▶ **Task inputs**
————
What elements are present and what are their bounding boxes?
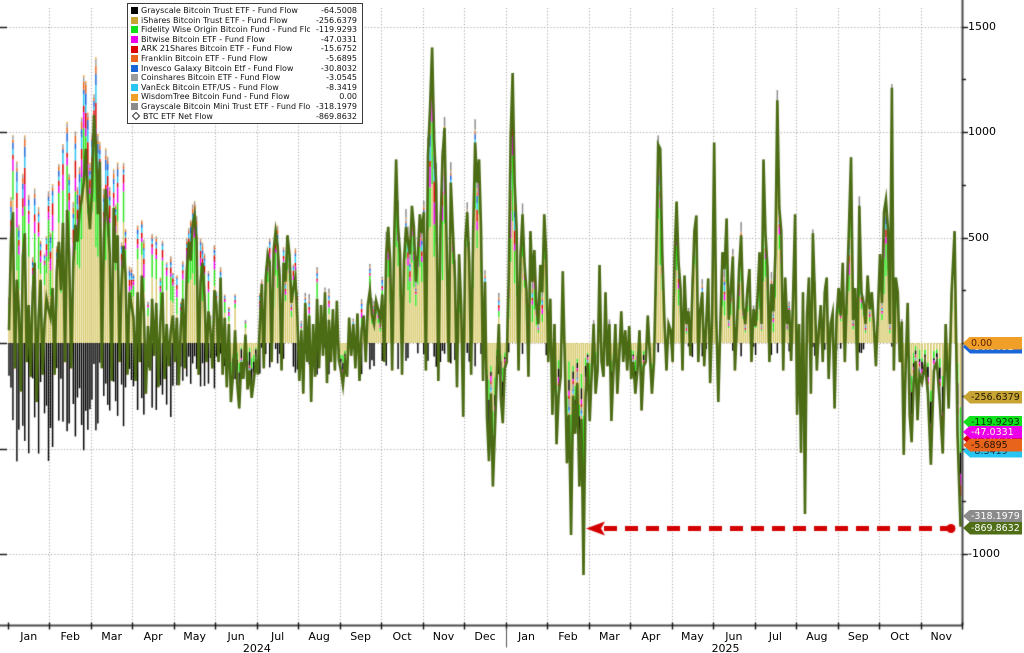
legend-series-value: -5.6895 (326, 53, 357, 63)
x-axis-month-label: Jul (270, 630, 285, 643)
diamond-marker-icon (131, 112, 141, 121)
x-axis-month-label: Jul (768, 630, 782, 643)
legend-series-label: Coinshares Bitcoin ETF - Fund Flow (141, 73, 281, 83)
legend-series-label: ARK 21Shares Bitcoin ETF - Fund Flow (141, 44, 293, 54)
axis-value-tag: -5.6895 (963, 438, 1022, 452)
x-axis-month-label: Aug (308, 630, 330, 643)
x-axis-month-label: Oct (890, 630, 910, 643)
x-axis-month-label: Apr (143, 630, 163, 643)
y-axis-tick-label: 1000 (968, 125, 996, 138)
legend-color-swatch (131, 36, 138, 44)
legend-series-label: Franklin Bitcoin ETF - Fund Flow (141, 53, 268, 63)
x-axis-month-label: Apr (641, 630, 661, 643)
legend-series-value: -15.6752 (321, 44, 357, 54)
x-axis-month-label: Sep (350, 630, 371, 643)
legend-series-value: -318.1979 (315, 101, 357, 111)
legend-series-label: Grayscale Bitcoin Mini Trust ETF - Fund … (141, 101, 310, 111)
x-axis-month-label: Jan (20, 630, 38, 643)
legend-item-grayscale[interactable]: Grayscale Bitcoin Trust ETF - Fund Flow -… (131, 6, 357, 16)
legend-box: Grayscale Bitcoin Trust ETF - Fund Flow -… (127, 3, 363, 125)
legend-series-value: 0.00 (339, 92, 357, 102)
legend-color-swatch (131, 26, 138, 34)
legend-item-vaneck[interactable]: VanEck Bitcoin ETF/US - Fund Flow -8.3419 (131, 83, 357, 93)
legend-item-ishares[interactable]: iShares Bitcoin Trust ETF - Fund Flow -25… (131, 16, 357, 26)
legend-series-label: Fidelity Wise Origin Bitcoin Fund - Fund… (141, 25, 310, 35)
x-axis-month-label: Oct (392, 630, 412, 643)
legend-series-label: WisdomTree Bitcoin Fund - Fund Flow (141, 92, 290, 102)
legend-series-label: Invesco Galaxy Bitcoin Etf - Fund Flow (141, 63, 294, 73)
x-axis-month-label: Mar (599, 630, 620, 643)
axis-value-tag: -47.0331 (963, 425, 1022, 439)
legend-series-value: -8.3419 (326, 82, 357, 92)
legend-color-swatch (131, 45, 138, 53)
x-axis-month-label: Jun (725, 630, 743, 643)
legend-series-value: -30.8032 (321, 63, 357, 73)
legend-series-label: VanEck Bitcoin ETF/US - Fund Flow (141, 82, 279, 92)
legend-color-swatch (131, 64, 138, 72)
x-axis-month-label: Dec (474, 630, 496, 643)
axis-value-tag: -869.8632 (963, 521, 1022, 535)
x-axis-year-label: 2024 (242, 642, 271, 653)
x-axis-month-label: May (681, 630, 704, 643)
legend-item-mini[interactable]: Grayscale Bitcoin Mini Trust ETF - Fund … (131, 102, 357, 112)
x-axis-month-label: Feb (558, 630, 578, 643)
legend-series-value: -3.0545 (326, 73, 357, 83)
legend-series-label: Bitwise Bitcoin ETF - Fund Flow (141, 34, 265, 44)
axis-value-tag: -256.6379 (963, 390, 1022, 404)
legend-series-label: iShares Bitcoin Trust ETF - Fund Flow (141, 15, 288, 25)
axis-value-tag: -119.9293 (963, 415, 1022, 429)
legend-series-label: Grayscale Bitcoin Trust ETF - Fund Flow (141, 6, 298, 15)
legend-color-swatch (131, 93, 138, 101)
legend-item-fidelity[interactable]: Fidelity Wise Origin Bitcoin Fund - Fund… (131, 25, 357, 35)
legend-color-swatch (131, 74, 138, 82)
x-axis-month-label: Nov (930, 630, 952, 643)
legend-color-swatch (131, 7, 138, 15)
legend-color-swatch (131, 55, 138, 63)
legend-item-franklin[interactable]: Franklin Bitcoin ETF - Fund Flow -5.6895 (131, 54, 357, 64)
x-axis-month-label: Jun (227, 630, 245, 643)
x-axis-year-label: 2025 (711, 642, 740, 653)
legend-item-coinshares[interactable]: Coinshares Bitcoin ETF - Fund Flow -3.054… (131, 73, 357, 83)
legend-color-swatch (131, 84, 138, 92)
legend-item-invesco[interactable]: Invesco Galaxy Bitcoin Etf - Fund Flow -3… (131, 64, 357, 74)
x-axis-month-label: May (183, 630, 207, 643)
legend-item-ark[interactable]: ARK 21Shares Bitcoin ETF - Fund Flow -15.… (131, 44, 357, 54)
y-axis-tick-label: -1000 (968, 547, 1000, 560)
legend-series-value: -47.0331 (321, 34, 357, 44)
x-axis-month-label: Aug (806, 630, 828, 643)
x-axis-month-label: Jan (517, 630, 535, 643)
legend-series-value: -64.5008 (321, 6, 357, 15)
legend-series-value: -869.8632 (315, 111, 357, 121)
axis-value-tag: -318.1979 (963, 509, 1022, 523)
legend-color-swatch (131, 16, 138, 24)
x-axis-month-label: Mar (101, 630, 123, 643)
x-axis-month-label: Feb (60, 630, 80, 643)
legend-series-value: -119.9293 (315, 25, 357, 35)
x-axis-month-label: Sep (847, 630, 869, 643)
legend-item-wisdomtree[interactable]: WisdomTree Bitcoin Fund - Fund Flow 0.00 (131, 92, 357, 102)
x-axis-month-label: Nov (432, 630, 455, 643)
legend-item-net[interactable]: BTC ETF Net Flow -869.8632 (131, 112, 357, 122)
legend-item-bitwise[interactable]: Bitwise Bitcoin ETF - Fund Flow -47.0331 (131, 35, 357, 45)
y-axis-tick-label: 500 (968, 230, 989, 244)
legend-series-value: -256.6379 (315, 15, 357, 25)
legend-series-label: BTC ETF Net Flow (143, 111, 213, 121)
axis-value-tag: 0.00 (963, 336, 1022, 350)
legend-color-swatch (131, 103, 138, 111)
y-axis-tick-label: 1500 (968, 19, 996, 33)
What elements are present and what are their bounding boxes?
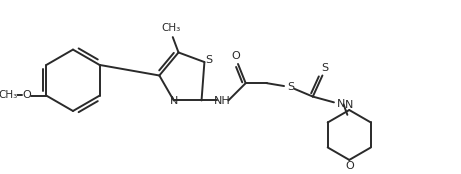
Text: O: O bbox=[345, 161, 354, 171]
Text: N: N bbox=[337, 99, 345, 109]
Text: NH: NH bbox=[214, 96, 231, 106]
Text: S: S bbox=[287, 82, 294, 92]
Text: S: S bbox=[206, 55, 213, 65]
Text: S: S bbox=[322, 63, 329, 73]
Text: CH₃: CH₃ bbox=[0, 90, 18, 100]
Text: N: N bbox=[170, 96, 178, 106]
Text: N: N bbox=[345, 100, 354, 110]
Text: O: O bbox=[232, 51, 241, 61]
Text: CH₃: CH₃ bbox=[161, 23, 180, 33]
Text: O: O bbox=[22, 90, 30, 100]
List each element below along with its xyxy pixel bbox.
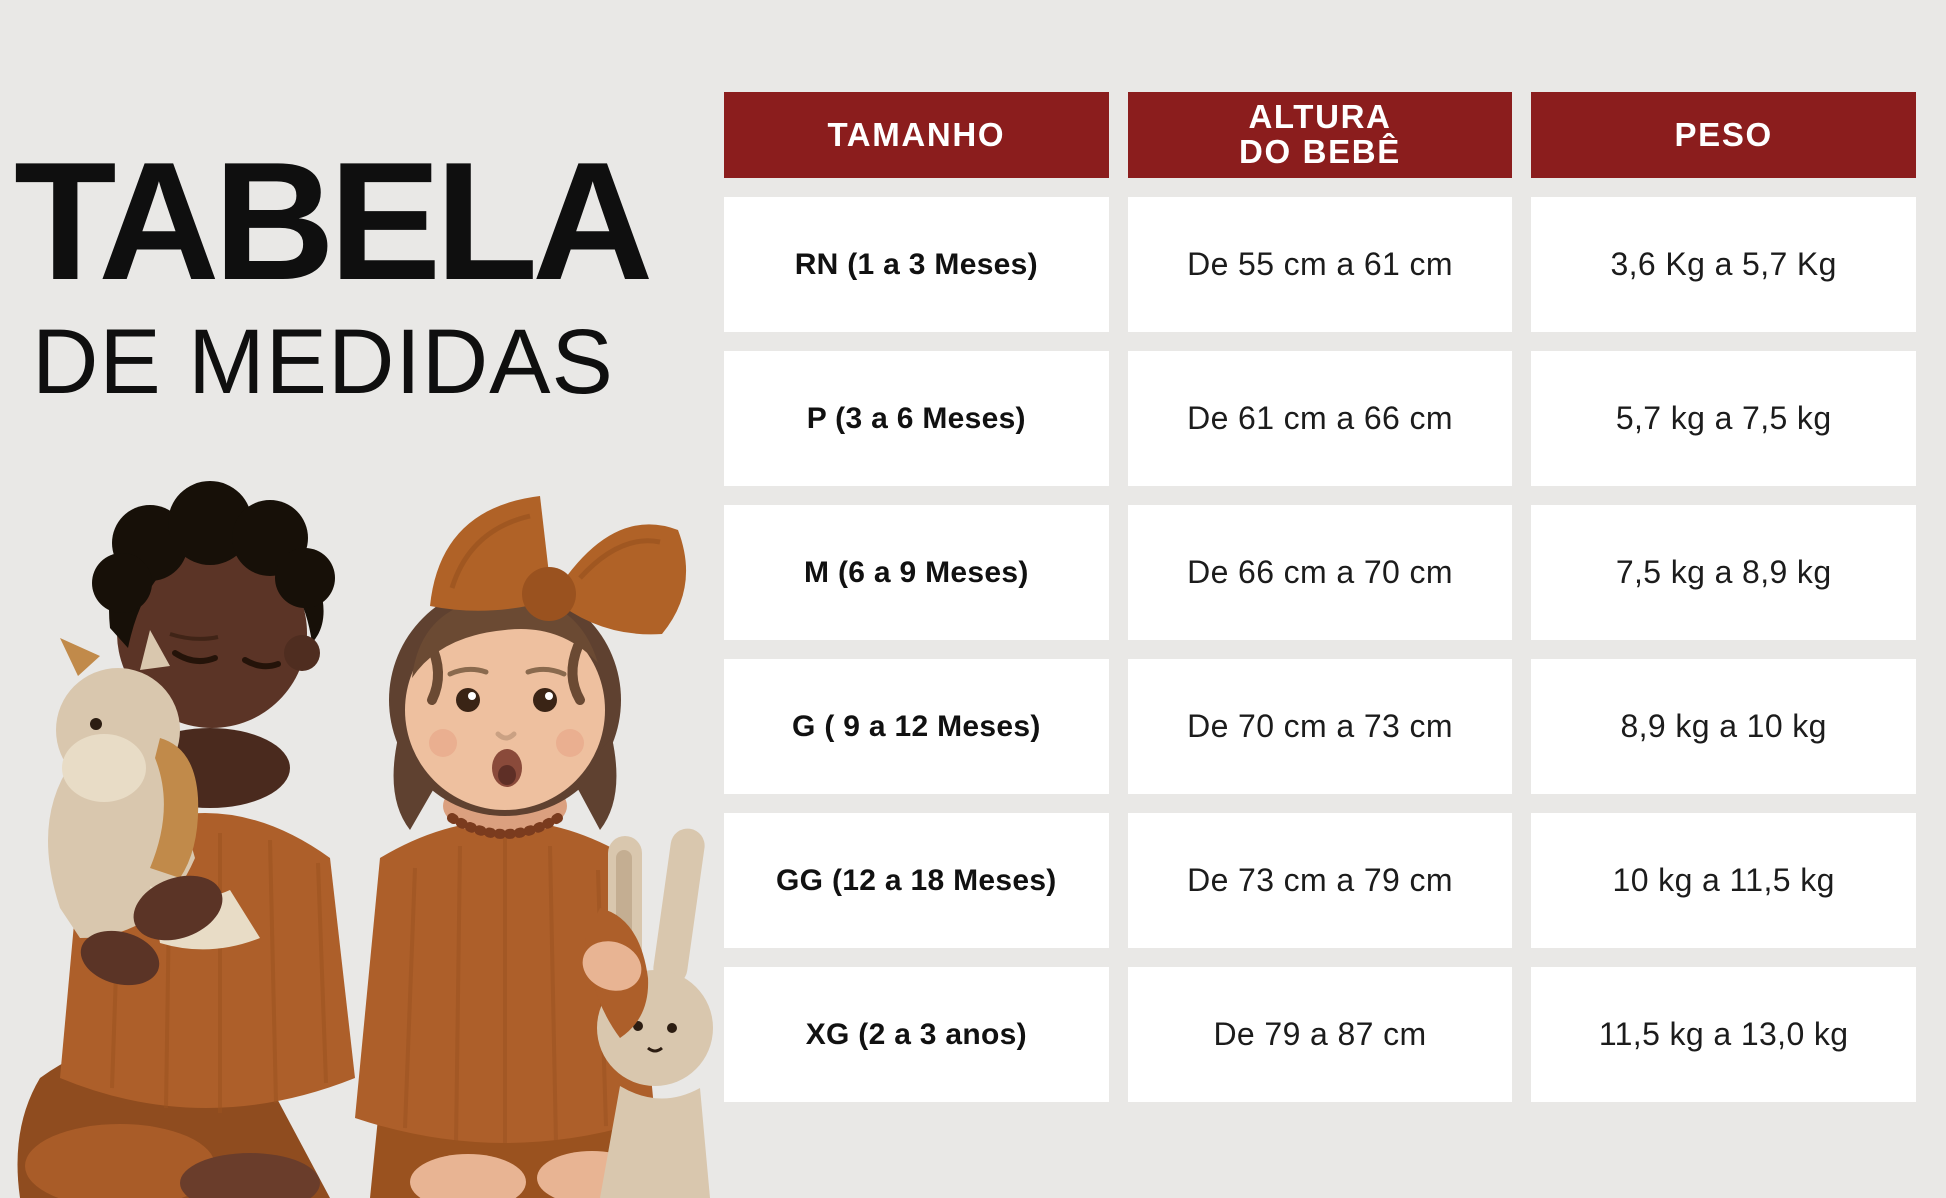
cell-weight-gg: 10 kg a 11,5 kg <box>1531 813 1916 948</box>
plush-horse <box>48 630 260 950</box>
baby-girl <box>355 496 713 1198</box>
cell-height-rn: De 55 cm a 61 cm <box>1127 197 1513 332</box>
cell-weight-g: 8,9 kg a 10 kg <box>1531 659 1916 794</box>
hair-bow <box>430 496 687 635</box>
cell-size-gg: GG (12 a 18 Meses) <box>724 813 1109 948</box>
cell-weight-rn: 3,6 Kg a 5,7 Kg <box>1531 197 1916 332</box>
cell-size-g: G ( 9 a 12 Meses) <box>724 659 1109 794</box>
column-header-altura: ALTURA DO BEBÊ <box>1127 92 1513 178</box>
header-label-line1: ALTURA <box>1248 98 1392 136</box>
baby-boy <box>17 481 355 1198</box>
cell-size-p: P (3 a 6 Meses) <box>724 351 1109 486</box>
cell-size-m: M (6 a 9 Meses) <box>724 505 1109 640</box>
title-tabela: TABELA <box>14 127 653 315</box>
cell-height-m: De 66 cm a 70 cm <box>1127 505 1513 640</box>
cell-size-rn: RN (1 a 3 Meses) <box>724 197 1109 332</box>
cell-height-g: De 70 cm a 73 cm <box>1127 659 1513 794</box>
cell-weight-p: 5,7 kg a 7,5 kg <box>1531 351 1916 486</box>
header-label-line2: DO BEBÊ <box>1239 133 1401 170</box>
cell-height-xg: De 79 a 87 cm <box>1127 967 1513 1102</box>
cell-weight-m: 7,5 kg a 8,9 kg <box>1531 505 1916 640</box>
title-de-medidas: DE MEDIDAS <box>32 310 614 413</box>
header-label: PESO <box>1674 115 1773 153</box>
size-table: TAMANHO ALTURA DO BEBÊ PESO RN (1 a 3 Me… <box>724 92 1916 1102</box>
cell-height-p: De 61 cm a 66 cm <box>1127 351 1513 486</box>
babies-photo <box>17 481 713 1198</box>
cell-weight-xg: 11,5 kg a 13,0 kg <box>1531 967 1916 1102</box>
column-header-peso: PESO <box>1531 92 1916 178</box>
page-title: TABELA DE MEDIDAS <box>14 127 714 413</box>
cell-size-xg: XG (2 a 3 anos) <box>724 967 1109 1102</box>
column-header-tamanho: TAMANHO <box>724 92 1109 178</box>
cell-height-gg: De 73 cm a 79 cm <box>1127 813 1513 948</box>
header-label: TAMANHO <box>827 115 1006 153</box>
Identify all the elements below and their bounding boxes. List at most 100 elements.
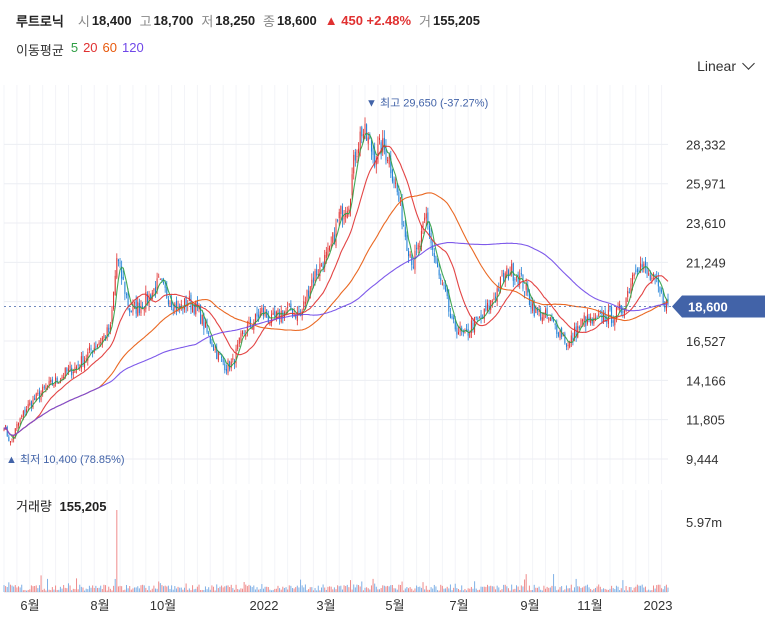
————
▶ **Aim**
Identify each line in the items above that includes the string "column" and copy those lines in full.

▶ **Solution to the exercise**
column-header-altura: ALTURA DO BEBÊ <box>1127 92 1513 178</box>
column-header-peso: PESO <box>1531 92 1916 178</box>
column-header-tamanho: TAMANHO <box>724 92 1109 178</box>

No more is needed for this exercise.